Data excerpts
>>>>

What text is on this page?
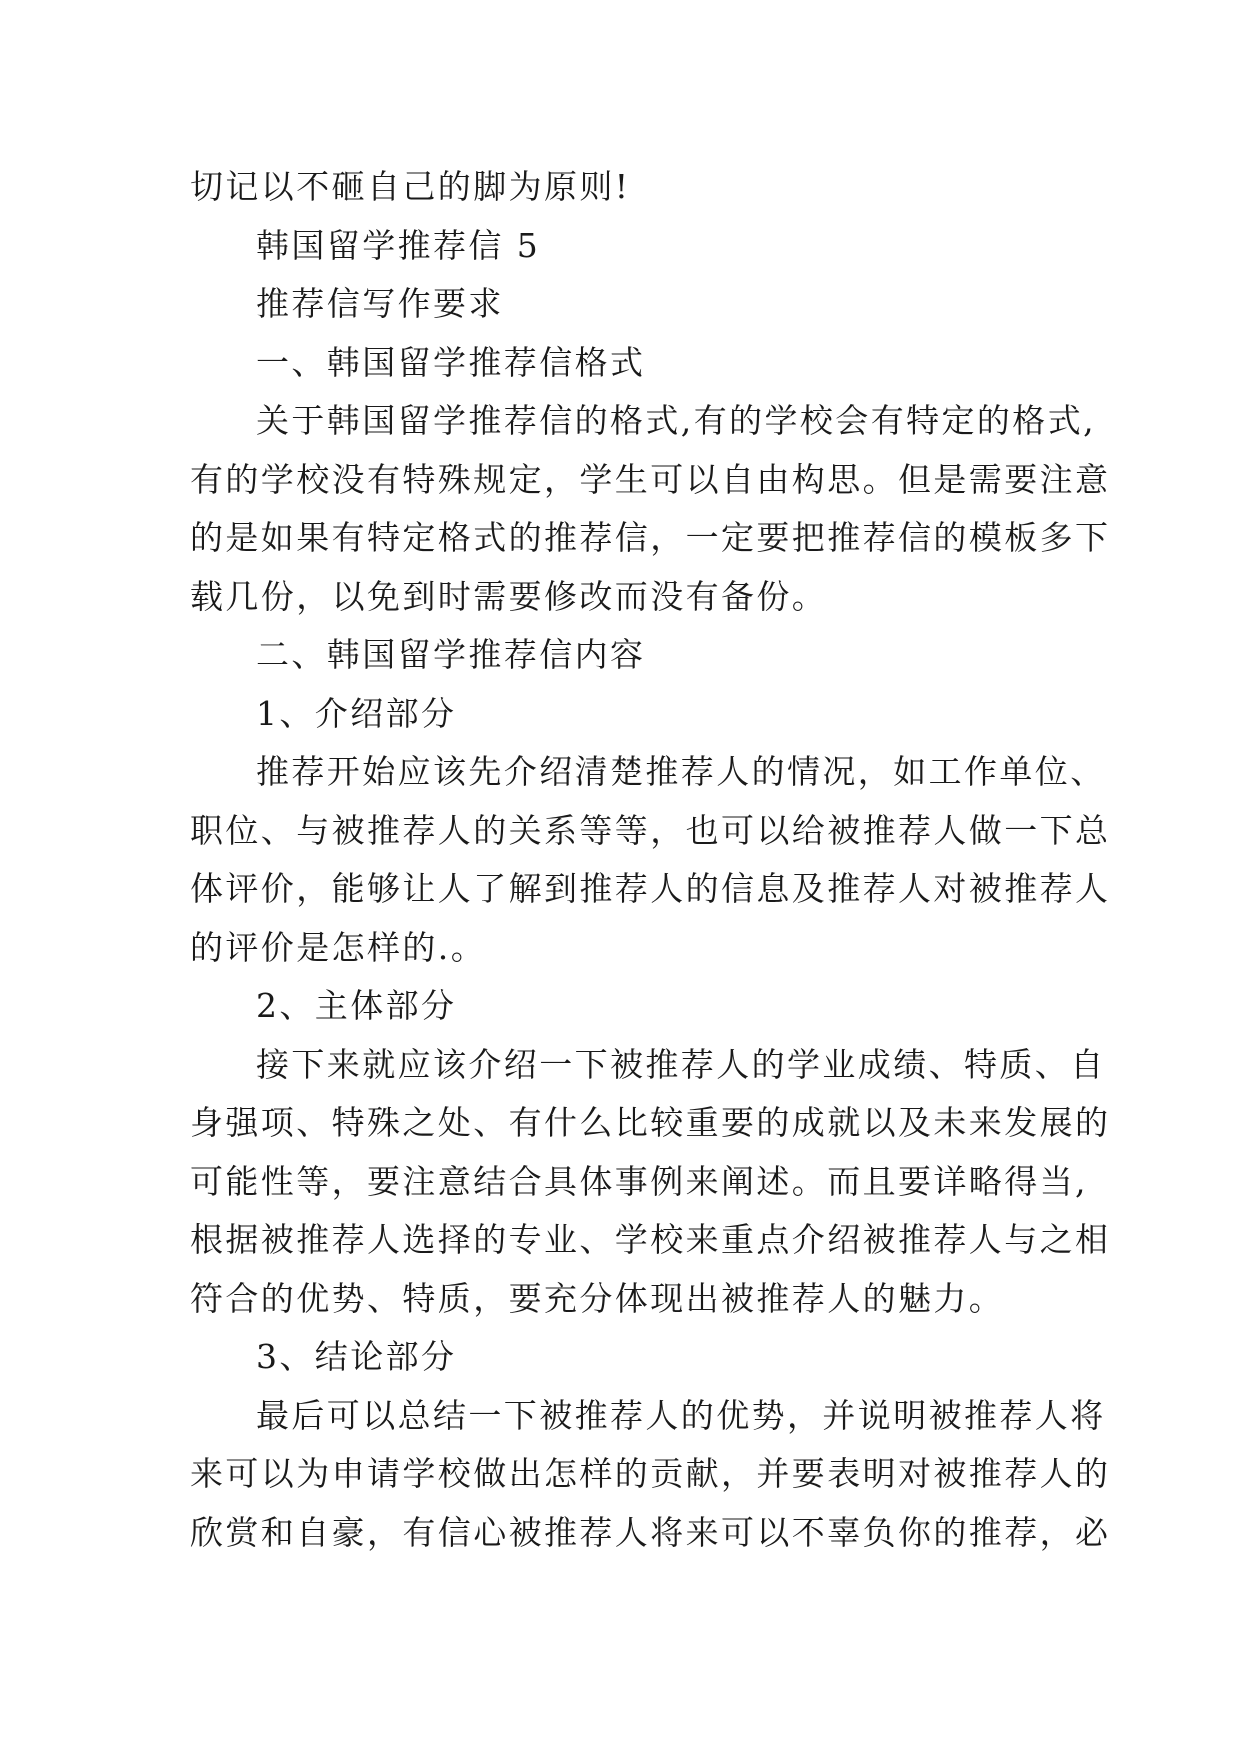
切记以不砸自己的脚为原则!
韩国留学推荐信 5
推荐信写作要求
一、韩国留学推荐信格式
关于韩国留学推荐信的格式,有的学校会有特定的格式,
有的学校没有特殊规定，学生可以自由构思。但是需要注意
的是如果有特定格式的推荐信，一定要把推荐信的模板多下
载几份，以免到时需要修改而没有备份。
二、韩国留学推荐信内容
1、介绍部分
推荐开始应该先介绍清楚推荐人的情况，如工作单位、
职位、与被推荐人的关系等等，也可以给被推荐人做一下总
体评价，能够让人了解到推荐人的信息及推荐人对被推荐人
的评价是怎样的.。
2、主体部分
接下来就应该介绍一下被推荐人的学业成绩、特质、自
身强项、特殊之处、有什么比较重要的成就以及未来发展的
可能性等，要注意结合具体事例来阐述。而且要详略得当,
根据被推荐人选择的专业、学校来重点介绍被推荐人与之相
符合的优势、特质，要充分体现出被推荐人的魅力。
3、结论部分
最后可以总结一下被推荐人的优势，并说明被推荐人将
来可以为申请学校做出怎样的贡献，并要表明对被推荐人的
欣赏和自豪，有信心被推荐人将来可以不辜负你的推荐，必
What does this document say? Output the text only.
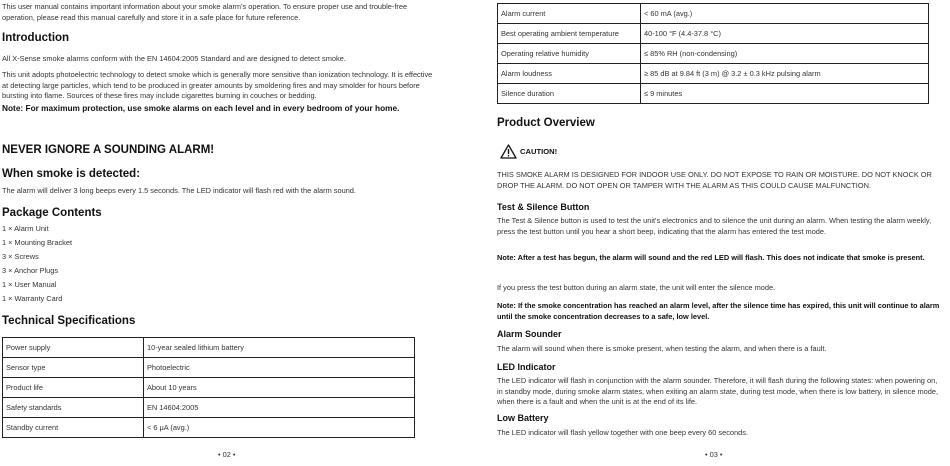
This user manual contains important information about your smoke alarm's operation. To ensure proper use and trouble-free operation, please read this manual carefully and store it in a safe place for future reference.

Introduction

All X-Sense smoke alarms conform with the EN 14604:2005 Standard and are designed to detect smoke.

This unit adopts photoelectric technology to detect smoke which is generally more sensitive than ionization technology. It is effective at detecting large particles, which tend to be produced in greater amounts by smoldering fires and may smolder for hours before bursting into flame. Sources of these fires may include cigarettes burning in couches or bedding.

Note: For maximum protection, use smoke alarms on each level and in every bedroom of your home.

NEVER IGNORE A SOUNDING ALARM!
When smoke is detected:

The alarm will deliver 3 long beeps every 1.5 seconds. The LED indicator will flash red with the alarm sound.

Package Contents
1 × Alarm Unit
1 × Mounting Bracket
3 × Screws
3 × Anchor Plugs
1 × User Manual
1 × Warranty Card
Technical Specifications
Power supply	10-year sealed lithium battery
Sensor type	Photoelectric
Product life	About 10 years
Safety standards	EN 14604:2005
Standby current	< 6 μA (avg.)
• 02 •
Alarm current	< 60 mA (avg.)
Best operating ambient temperature	40-100 °F (4.4-37.8 °C)
Operating relative humidity	≤ 85% RH (non-condensing)
Alarm loudness	≥ 85 dB at 9.84 ft (3 m) @ 3.2 ± 0.3 kHz pulsing alarm
Silence duration	≤ 9 minutes
Product Overview
CAUTION!

THIS SMOKE ALARM IS DESIGNED FOR INDOOR USE ONLY. DO NOT EXPOSE TO RAIN OR MOISTURE. DO NOT KNOCK OR DROP THE ALARM. DO NOT OPEN OR TAMPER WITH THE ALARM AS THIS COULD CAUSE MALFUNCTION.

Test & Silence Button

The Test & Silence button is used to test the unit's electronics and to silence the unit during an alarm. When testing the alarm weekly, press the test button until you hear a short beep, indicating that the alarm has entered the test mode.

Note: After a test has begun, the alarm will sound and the red LED will flash. This does not indicate that smoke is present.

If you press the test button during an alarm state, the unit will enter the silence mode.

Note: If the smoke concentration has reached an alarm level, after the silence time has expired, this unit will continue to alarm until the smoke concentration decreases to a safe, low level.

Alarm Sounder

The alarm will sound when there is smoke present, when testing the alarm, and when there is a fault.

LED Indicator

The LED indicator will flash in conjunction with the alarm sounder. Therefore, it will flash during the following states: when powering on, in standby mode, during smoke alarm states, when exiting an alarm state, during test mode, when there is low battery, in silence mode, when there is a fault and when the unit is at the end of its life.

Low Battery

The LED indicator will flash yellow together with one beep every 60 seconds.

• 03 •
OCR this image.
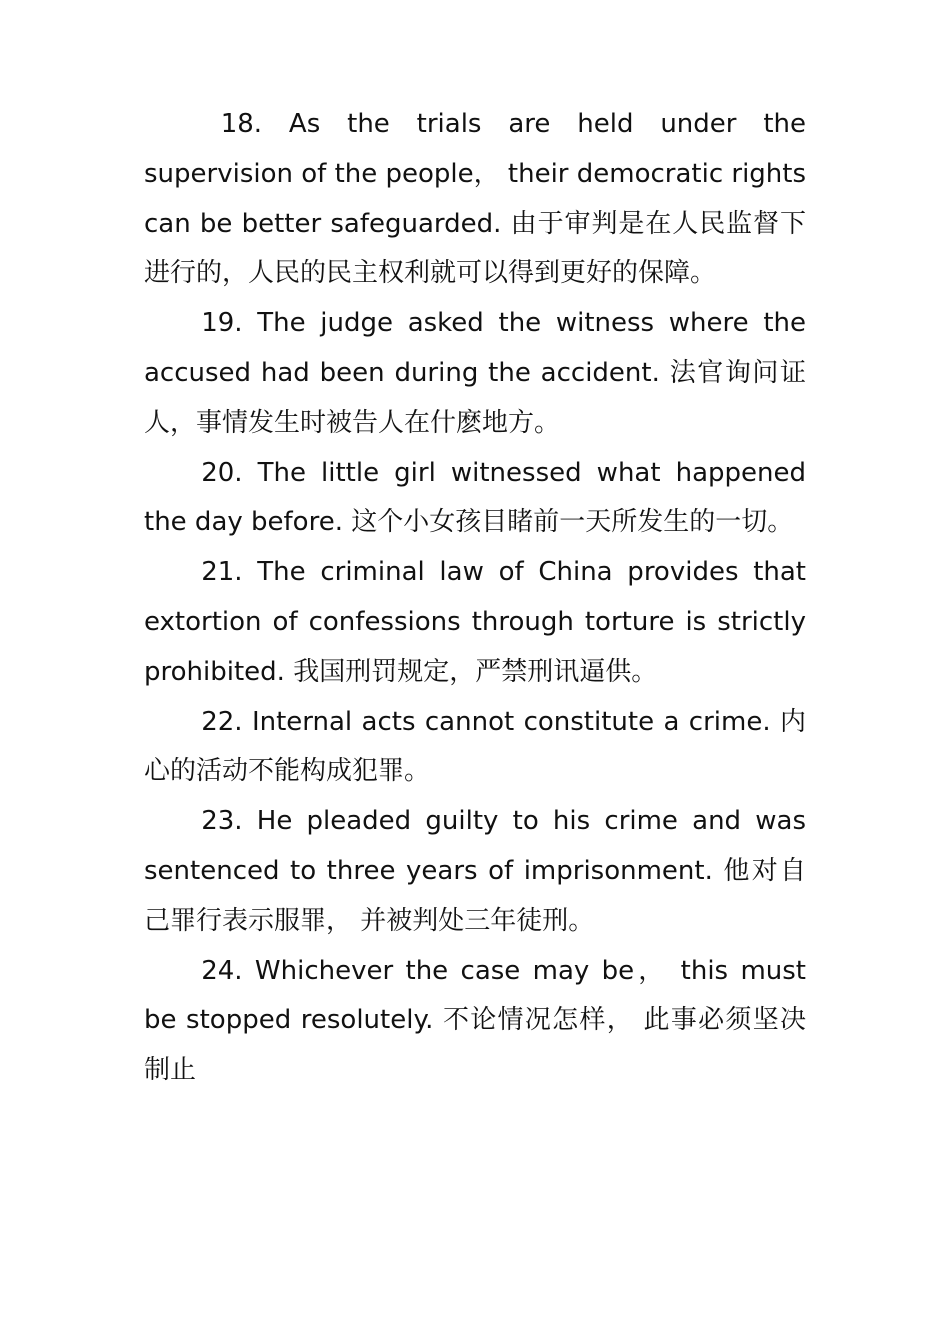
18. As the trials are held under the supervision of the people， their democratic rights can be better safeguarded. 由于审判是在人民监督下进行的，人民的民主权利就可以得到更好的保障。

19. The judge asked the witness where the accused had been during the accident. 法官询问证人，事情发生时被告人在什麽地方。

20. The little girl witnessed what happened the day before. 这个小女孩目睹前一天所发生的一切。

21. The criminal law of China provides that extortion of confessions through torture is strictly prohibited. 我国刑罚规定，严禁刑讯逼供。

22. Internal acts cannot constitute a crime. 内心的活动不能构成犯罪。

23. He pleaded guilty to his crime and was sentenced to three years of imprisonment. 他对自己罪行表示服罪， 并被判处三年徒刑。

24. Whichever the case may be， this must be stopped resolutely. 不论情况怎样， 此事必须坚决制止
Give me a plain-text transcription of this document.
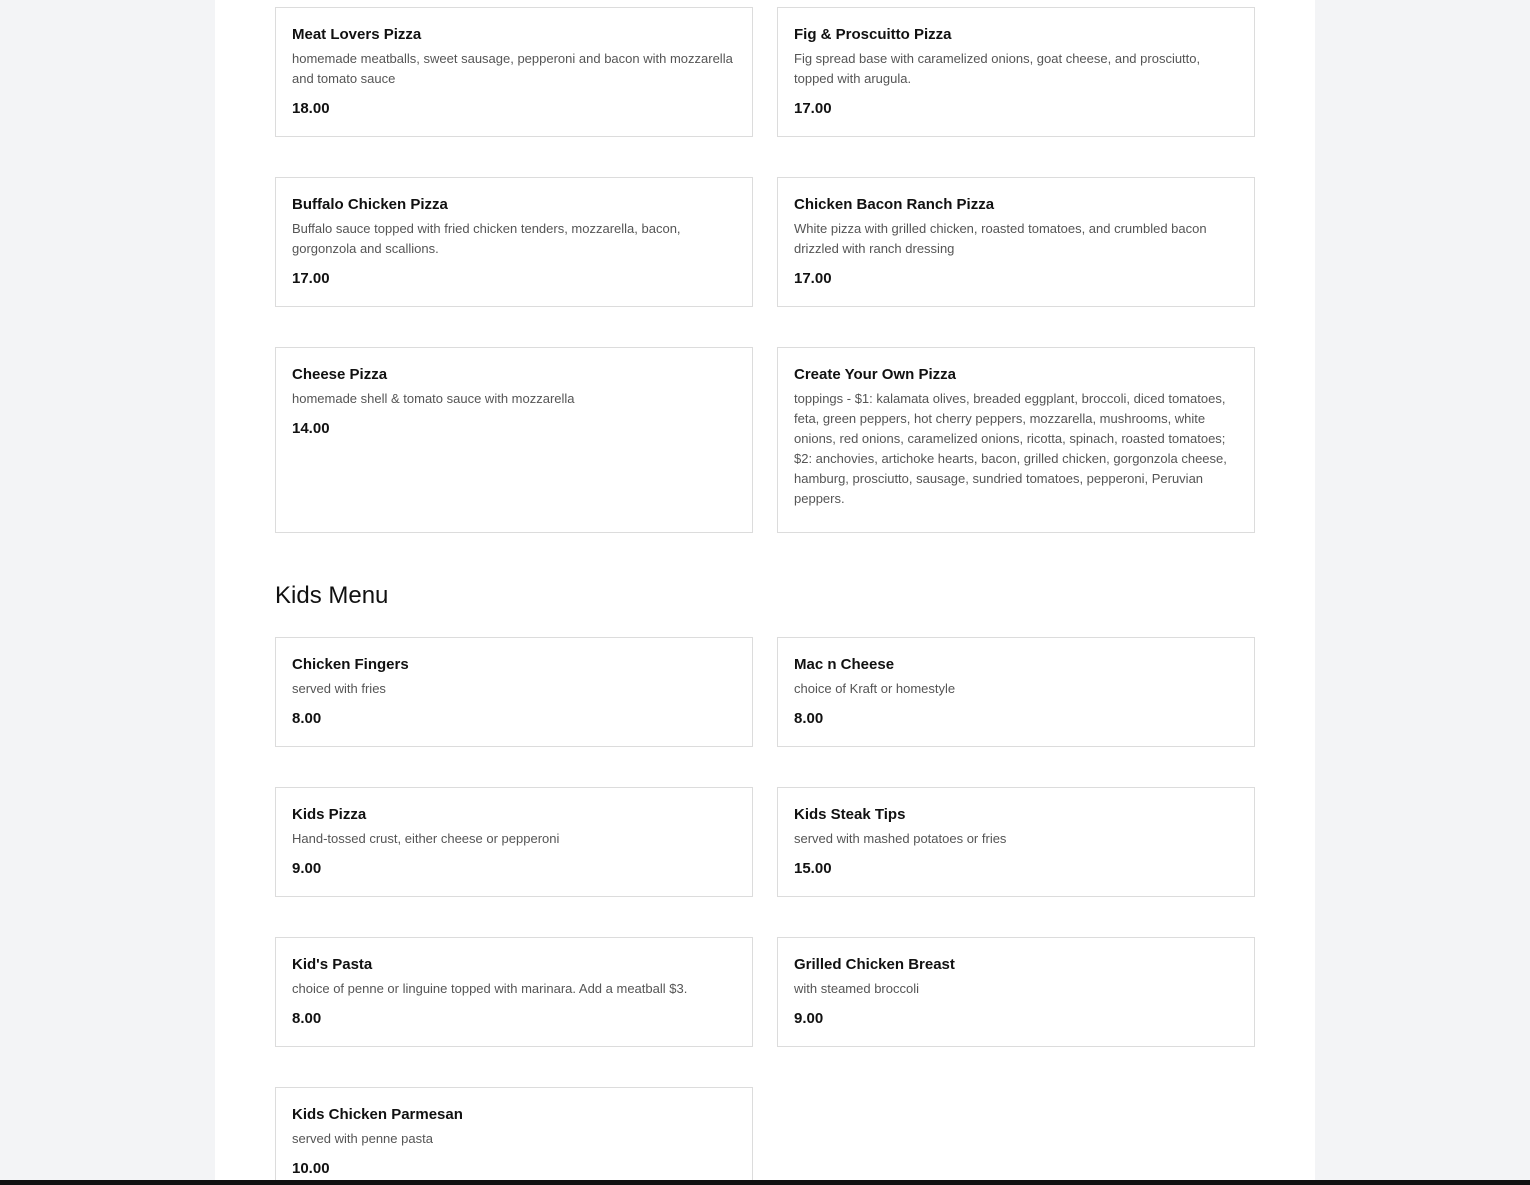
Meat Lovers Pizza
homemade meatballs, sweet sausage, pepperoni and bacon with mozzarella and tomato sauce
18.00
Fig & Proscuitto Pizza
Fig spread base with caramelized onions, goat cheese, and prosciutto, topped with arugula.
17.00
Buffalo Chicken Pizza
Buffalo sauce topped with fried chicken tenders, mozzarella, bacon, gorgonzola and scallions.
17.00
Chicken Bacon Ranch Pizza
White pizza with grilled chicken, roasted tomatoes, and crumbled bacon drizzled with ranch dressing
17.00
Cheese Pizza
homemade shell & tomato sauce with mozzarella
14.00
Create Your Own Pizza
toppings - $1: kalamata olives, breaded eggplant, broccoli, diced tomatoes, feta, green peppers, hot cherry peppers, mozzarella, mushrooms, white onions, red onions, caramelized onions, ricotta, spinach, roasted tomatoes; $2: anchovies, artichoke hearts, bacon, grilled chicken, gorgonzola cheese, hamburg, prosciutto, sausage, sundried tomatoes, pepperoni, Peruvian peppers.
Kids Menu
Chicken Fingers
served with fries
8.00
Mac n Cheese
choice of Kraft or homestyle
8.00
Kids Pizza
Hand-tossed crust, either cheese or pepperoni
9.00
Kids Steak Tips
served with mashed potatoes or fries
15.00
Kid's Pasta
choice of penne or linguine topped with marinara. Add a meatball $3.
8.00
Grilled Chicken Breast
with steamed broccoli
9.00
Kids Chicken Parmesan
served with penne pasta
10.00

<<<<

→ **Exercise requirements**:
Extract the text of all the records above verbatim, excluding pictures.

→ **Written reply**:
What text is on this page?
切记以不砸自己的脚为原则!
韩国留学推荐信 5
推荐信写作要求
一、韩国留学推荐信格式
关于韩国留学推荐信的格式,有的学校会有特定的格式,
有的学校没有特殊规定，学生可以自由构思。但是需要注意
的是如果有特定格式的推荐信，一定要把推荐信的模板多下
载几份，以免到时需要修改而没有备份。
二、韩国留学推荐信内容
1、介绍部分
推荐开始应该先介绍清楚推荐人的情况，如工作单位、
职位、与被推荐人的关系等等，也可以给被推荐人做一下总
体评价，能够让人了解到推荐人的信息及推荐人对被推荐人
的评价是怎样的.。
2、主体部分
接下来就应该介绍一下被推荐人的学业成绩、特质、自
身强项、特殊之处、有什么比较重要的成就以及未来发展的
可能性等，要注意结合具体事例来阐述。而且要详略得当,
根据被推荐人选择的专业、学校来重点介绍被推荐人与之相
符合的优势、特质，要充分体现出被推荐人的魅力。
3、结论部分
最后可以总结一下被推荐人的优势，并说明被推荐人将
来可以为申请学校做出怎样的贡献，并要表明对被推荐人的
欣赏和自豪，有信心被推荐人将来可以不辜负你的推荐，必
What does this document say? Output the text only.
This user manual contains important information about your smoke alarm's operation. To ensure proper use and trouble-free operation, please read this manual carefully and store it in a safe place for future reference.

Introduction

All X-Sense smoke alarms conform with the EN 14604:2005 Standard and are designed to detect smoke.

This unit adopts photoelectric technology to detect smoke which is generally more sensitive than ionization technology. It is effective at detecting large particles, which tend to be produced in greater amounts by smoldering fires and may smolder for hours before bursting into flame. Sources of these fires may include cigarettes burning in couches or bedding.

Note: For maximum protection, use smoke alarms on each level and in every bedroom of your home.

NEVER IGNORE A SOUNDING ALARM!
When smoke is detected:

The alarm will deliver 3 long beeps every 1.5 seconds. The LED indicator will flash red with the alarm sound.

Package Contents
1 × Alarm Unit
1 × Mounting Bracket
3 × Screws
3 × Anchor Plugs
1 × User Manual
1 × Warranty Card
Technical Specifications
Power supply	10-year sealed lithium battery
Sensor type	Photoelectric
Product life	About 10 years
Safety standards	EN 14604:2005
Standby current	< 6 μA (avg.)
• 02 •
Alarm current	< 60 mA (avg.)
Best operating ambient temperature	40-100 °F (4.4-37.8 °C)
Operating relative humidity	≤ 85% RH (non-condensing)
Alarm loudness	≥ 85 dB at 9.84 ft (3 m) @ 3.2 ± 0.3 kHz pulsing alarm
Silence duration	≤ 9 minutes
Product Overview
CAUTION!

THIS SMOKE ALARM IS DESIGNED FOR INDOOR USE ONLY. DO NOT EXPOSE TO RAIN OR MOISTURE. DO NOT KNOCK OR DROP THE ALARM. DO NOT OPEN OR TAMPER WITH THE ALARM AS THIS COULD CAUSE MALFUNCTION.

Test & Silence Button

The Test & Silence button is used to test the unit's electronics and to silence the unit during an alarm. When testing the alarm weekly, press the test button until you hear a short beep, indicating that the alarm has entered the test mode.

Note: After a test has begun, the alarm will sound and the red LED will flash. This does not indicate that smoke is present.

If you press the test button during an alarm state, the unit will enter the silence mode.

Note: If the smoke concentration has reached an alarm level, after the silence time has expired, this unit will continue to alarm until the smoke concentration decreases to a safe, low level.

Alarm Sounder

The alarm will sound when there is smoke present, when testing the alarm, and when there is a fault.

LED Indicator

The LED indicator will flash in conjunction with the alarm sounder. Therefore, it will flash during the following states: when powering on, in standby mode, during smoke alarm states, when exiting an alarm state, during test mode, when there is low battery, in silence mode, when there is a fault and when the unit is at the end of its life.

Low Battery

The LED indicator will flash yellow together with one beep every 60 seconds.

• 03 •
OCR this image.
18. As the trials are held under the supervision of the people， their democratic rights can be better safeguarded. 由于审判是在人民监督下进行的，人民的民主权利就可以得到更好的保障。

19. The judge asked the witness where the accused had been during the accident. 法官询问证人，事情发生时被告人在什麽地方。

20. The little girl witnessed what happened the day before. 这个小女孩目睹前一天所发生的一切。

21. The criminal law of China provides that extortion of confessions through torture is strictly prohibited. 我国刑罚规定，严禁刑讯逼供。

22. Internal acts cannot constitute a crime. 内心的活动不能构成犯罪。

23. He pleaded guilty to his crime and was sentenced to three years of imprisonment. 他对自己罪行表示服罪， 并被判处三年徒刑。

24. Whichever the case may be， this must be stopped resolutely. 不论情况怎样， 此事必须坚决制止
Give me a plain-text transcription of this document.
Meat Lovers Pizza
homemade meatballs, sweet sausage, pepperoni and bacon with mozzarella and tomato sauce
18.00
Fig & Proscuitto Pizza
Fig spread base with caramelized onions, goat cheese, and prosciutto, topped with arugula.
17.00
Buffalo Chicken Pizza
Buffalo sauce topped with fried chicken tenders, mozzarella, bacon, gorgonzola and scallions.
17.00
Chicken Bacon Ranch Pizza
White pizza with grilled chicken, roasted tomatoes, and crumbled bacon drizzled with ranch dressing
17.00
Cheese Pizza
homemade shell & tomato sauce with mozzarella
14.00
Create Your Own Pizza
toppings - $1: kalamata olives, breaded eggplant, broccoli, diced tomatoes, feta, green peppers, hot cherry peppers, mozzarella, mushrooms, white onions, red onions, caramelized onions, ricotta, spinach, roasted tomatoes; $2: anchovies, artichoke hearts, bacon, grilled chicken, gorgonzola cheese, hamburg, prosciutto, sausage, sundried tomatoes, pepperoni, Peruvian peppers.
Kids Menu
Chicken Fingers
served with fries
8.00
Mac n Cheese
choice of Kraft or homestyle
8.00
Kids Pizza
Hand-tossed crust, either cheese or pepperoni
9.00
Kids Steak Tips
served with mashed potatoes or fries
15.00
Kid's Pasta
choice of penne or linguine topped with marinara. Add a meatball $3.
8.00
Grilled Chicken Breast
with steamed broccoli
9.00
Kids Chicken Parmesan
served with penne pasta
10.00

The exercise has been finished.